╭─ Given records
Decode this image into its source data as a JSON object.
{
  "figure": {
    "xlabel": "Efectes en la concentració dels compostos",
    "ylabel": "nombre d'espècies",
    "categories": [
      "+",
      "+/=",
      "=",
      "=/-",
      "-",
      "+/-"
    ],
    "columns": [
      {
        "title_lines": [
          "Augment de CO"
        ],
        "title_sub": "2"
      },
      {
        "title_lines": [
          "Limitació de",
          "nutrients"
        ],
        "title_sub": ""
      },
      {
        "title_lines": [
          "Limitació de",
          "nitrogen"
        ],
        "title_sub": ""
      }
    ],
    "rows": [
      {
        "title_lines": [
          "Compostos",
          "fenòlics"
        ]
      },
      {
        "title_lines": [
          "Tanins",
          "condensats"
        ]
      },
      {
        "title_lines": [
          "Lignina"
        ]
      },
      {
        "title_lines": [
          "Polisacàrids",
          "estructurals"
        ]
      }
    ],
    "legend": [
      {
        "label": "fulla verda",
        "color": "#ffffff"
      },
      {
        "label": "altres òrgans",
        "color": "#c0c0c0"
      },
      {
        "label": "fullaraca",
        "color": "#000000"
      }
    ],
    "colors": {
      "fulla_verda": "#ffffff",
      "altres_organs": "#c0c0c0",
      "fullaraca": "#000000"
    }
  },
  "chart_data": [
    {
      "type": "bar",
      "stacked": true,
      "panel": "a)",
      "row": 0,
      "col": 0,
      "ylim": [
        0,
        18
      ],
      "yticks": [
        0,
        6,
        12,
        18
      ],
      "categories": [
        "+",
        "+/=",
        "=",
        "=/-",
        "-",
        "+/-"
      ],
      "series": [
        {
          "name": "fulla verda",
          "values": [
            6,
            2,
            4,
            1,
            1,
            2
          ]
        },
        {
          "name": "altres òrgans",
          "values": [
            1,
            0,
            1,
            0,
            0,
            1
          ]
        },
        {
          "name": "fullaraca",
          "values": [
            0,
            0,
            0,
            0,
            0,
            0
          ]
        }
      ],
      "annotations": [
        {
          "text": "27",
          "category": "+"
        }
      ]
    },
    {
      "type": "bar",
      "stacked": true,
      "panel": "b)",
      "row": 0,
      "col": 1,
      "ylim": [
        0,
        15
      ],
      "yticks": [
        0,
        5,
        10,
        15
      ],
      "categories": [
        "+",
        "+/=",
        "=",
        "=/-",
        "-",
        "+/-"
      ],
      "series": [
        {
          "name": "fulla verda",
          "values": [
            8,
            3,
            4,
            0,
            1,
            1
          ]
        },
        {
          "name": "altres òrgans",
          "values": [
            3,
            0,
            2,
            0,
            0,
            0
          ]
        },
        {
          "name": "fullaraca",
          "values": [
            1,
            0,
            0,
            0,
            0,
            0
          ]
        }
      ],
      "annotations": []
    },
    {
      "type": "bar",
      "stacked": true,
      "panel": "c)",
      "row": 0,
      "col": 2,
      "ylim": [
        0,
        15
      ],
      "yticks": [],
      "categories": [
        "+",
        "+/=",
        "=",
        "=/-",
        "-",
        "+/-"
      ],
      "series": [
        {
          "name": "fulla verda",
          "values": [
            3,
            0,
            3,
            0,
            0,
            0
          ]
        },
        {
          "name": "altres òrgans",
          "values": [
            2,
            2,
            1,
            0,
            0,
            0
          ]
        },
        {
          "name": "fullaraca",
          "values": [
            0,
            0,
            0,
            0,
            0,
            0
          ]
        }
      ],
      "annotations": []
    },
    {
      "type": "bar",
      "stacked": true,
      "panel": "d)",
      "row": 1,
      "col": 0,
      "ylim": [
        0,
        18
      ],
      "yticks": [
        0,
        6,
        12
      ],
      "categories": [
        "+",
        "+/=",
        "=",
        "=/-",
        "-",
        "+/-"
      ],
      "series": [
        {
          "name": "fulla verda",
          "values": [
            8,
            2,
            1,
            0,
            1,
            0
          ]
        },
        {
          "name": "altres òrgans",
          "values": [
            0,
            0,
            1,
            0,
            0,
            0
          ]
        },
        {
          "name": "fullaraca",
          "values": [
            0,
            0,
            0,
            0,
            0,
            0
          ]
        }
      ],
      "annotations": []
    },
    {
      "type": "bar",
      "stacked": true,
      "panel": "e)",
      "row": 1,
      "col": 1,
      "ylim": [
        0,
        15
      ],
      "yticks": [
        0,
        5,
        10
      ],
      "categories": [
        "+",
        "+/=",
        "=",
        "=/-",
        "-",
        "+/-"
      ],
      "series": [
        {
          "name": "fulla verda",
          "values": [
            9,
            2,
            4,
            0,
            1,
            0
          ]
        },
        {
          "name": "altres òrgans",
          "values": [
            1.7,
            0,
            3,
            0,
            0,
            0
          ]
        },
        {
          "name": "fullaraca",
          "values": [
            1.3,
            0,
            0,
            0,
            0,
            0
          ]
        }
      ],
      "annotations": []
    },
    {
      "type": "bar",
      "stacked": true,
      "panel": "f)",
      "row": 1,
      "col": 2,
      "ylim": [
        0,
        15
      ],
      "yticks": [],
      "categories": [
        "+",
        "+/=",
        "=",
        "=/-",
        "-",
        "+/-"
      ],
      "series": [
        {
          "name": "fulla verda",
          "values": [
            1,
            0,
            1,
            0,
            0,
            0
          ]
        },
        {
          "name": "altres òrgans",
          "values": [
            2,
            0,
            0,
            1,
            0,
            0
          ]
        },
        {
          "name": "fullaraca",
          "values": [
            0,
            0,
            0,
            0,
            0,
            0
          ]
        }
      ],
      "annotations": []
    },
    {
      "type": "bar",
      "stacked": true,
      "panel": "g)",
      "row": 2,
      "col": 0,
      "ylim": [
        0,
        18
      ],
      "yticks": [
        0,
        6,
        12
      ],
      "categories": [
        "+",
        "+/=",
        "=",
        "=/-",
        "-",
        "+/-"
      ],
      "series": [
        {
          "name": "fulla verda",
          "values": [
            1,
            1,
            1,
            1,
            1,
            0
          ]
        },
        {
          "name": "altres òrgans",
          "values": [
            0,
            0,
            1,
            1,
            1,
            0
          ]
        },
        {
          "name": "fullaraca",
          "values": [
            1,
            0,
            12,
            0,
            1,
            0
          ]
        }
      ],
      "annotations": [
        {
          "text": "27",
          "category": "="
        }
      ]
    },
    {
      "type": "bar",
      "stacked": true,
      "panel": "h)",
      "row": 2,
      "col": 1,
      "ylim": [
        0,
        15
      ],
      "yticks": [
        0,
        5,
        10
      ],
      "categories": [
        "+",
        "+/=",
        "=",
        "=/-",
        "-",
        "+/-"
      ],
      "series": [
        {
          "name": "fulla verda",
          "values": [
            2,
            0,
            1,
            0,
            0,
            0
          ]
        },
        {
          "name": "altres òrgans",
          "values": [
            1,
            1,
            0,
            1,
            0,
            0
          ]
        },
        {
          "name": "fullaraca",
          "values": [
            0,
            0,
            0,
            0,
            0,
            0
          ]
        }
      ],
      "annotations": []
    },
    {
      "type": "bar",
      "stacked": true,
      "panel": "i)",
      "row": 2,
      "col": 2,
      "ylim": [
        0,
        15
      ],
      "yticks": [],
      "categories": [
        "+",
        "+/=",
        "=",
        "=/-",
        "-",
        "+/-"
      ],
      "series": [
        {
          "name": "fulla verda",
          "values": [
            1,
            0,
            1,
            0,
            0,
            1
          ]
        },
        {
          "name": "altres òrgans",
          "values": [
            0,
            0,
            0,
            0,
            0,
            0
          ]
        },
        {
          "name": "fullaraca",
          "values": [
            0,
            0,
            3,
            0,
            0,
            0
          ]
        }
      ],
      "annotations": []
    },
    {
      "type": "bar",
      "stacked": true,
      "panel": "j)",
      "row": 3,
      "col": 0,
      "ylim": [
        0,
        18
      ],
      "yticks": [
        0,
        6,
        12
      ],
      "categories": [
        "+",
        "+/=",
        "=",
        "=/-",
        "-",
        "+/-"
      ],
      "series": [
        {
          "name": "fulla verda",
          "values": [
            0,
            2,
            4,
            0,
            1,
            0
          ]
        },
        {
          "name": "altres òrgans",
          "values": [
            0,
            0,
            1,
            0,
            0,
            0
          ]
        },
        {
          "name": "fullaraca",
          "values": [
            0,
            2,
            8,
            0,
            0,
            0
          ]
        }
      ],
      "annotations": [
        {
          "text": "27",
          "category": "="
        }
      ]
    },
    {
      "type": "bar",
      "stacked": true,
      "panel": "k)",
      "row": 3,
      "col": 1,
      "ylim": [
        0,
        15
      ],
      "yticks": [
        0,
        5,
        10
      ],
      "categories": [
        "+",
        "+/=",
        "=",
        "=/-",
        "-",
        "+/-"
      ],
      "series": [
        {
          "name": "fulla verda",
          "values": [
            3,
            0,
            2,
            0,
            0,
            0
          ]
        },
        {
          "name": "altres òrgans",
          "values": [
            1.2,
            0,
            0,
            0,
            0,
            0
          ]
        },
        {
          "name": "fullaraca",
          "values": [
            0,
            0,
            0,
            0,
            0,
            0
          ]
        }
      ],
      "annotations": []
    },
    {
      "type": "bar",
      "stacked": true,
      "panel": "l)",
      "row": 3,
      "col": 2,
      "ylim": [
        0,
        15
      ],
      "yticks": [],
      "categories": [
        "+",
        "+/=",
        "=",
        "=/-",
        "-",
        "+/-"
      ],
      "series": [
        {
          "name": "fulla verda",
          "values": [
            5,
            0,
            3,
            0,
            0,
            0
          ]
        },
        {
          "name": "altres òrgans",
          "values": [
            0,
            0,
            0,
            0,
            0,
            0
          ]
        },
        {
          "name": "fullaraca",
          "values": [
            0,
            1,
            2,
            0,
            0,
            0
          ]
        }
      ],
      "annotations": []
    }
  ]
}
╰─
▶ _Work to complete_
Copy and report every line where the word "panel" is present.

▶ _Expected answer_
      "panel": "a)",
      "panel": "b)",
      "panel": "c)",
      "panel": "d)",
      "panel": "e)",
      "panel": "f)",
      "panel": "g)",
      "panel": "h)",
      "panel": "i)",
      "panel": "j)",
      "panel": "k)",
      "panel": "l)",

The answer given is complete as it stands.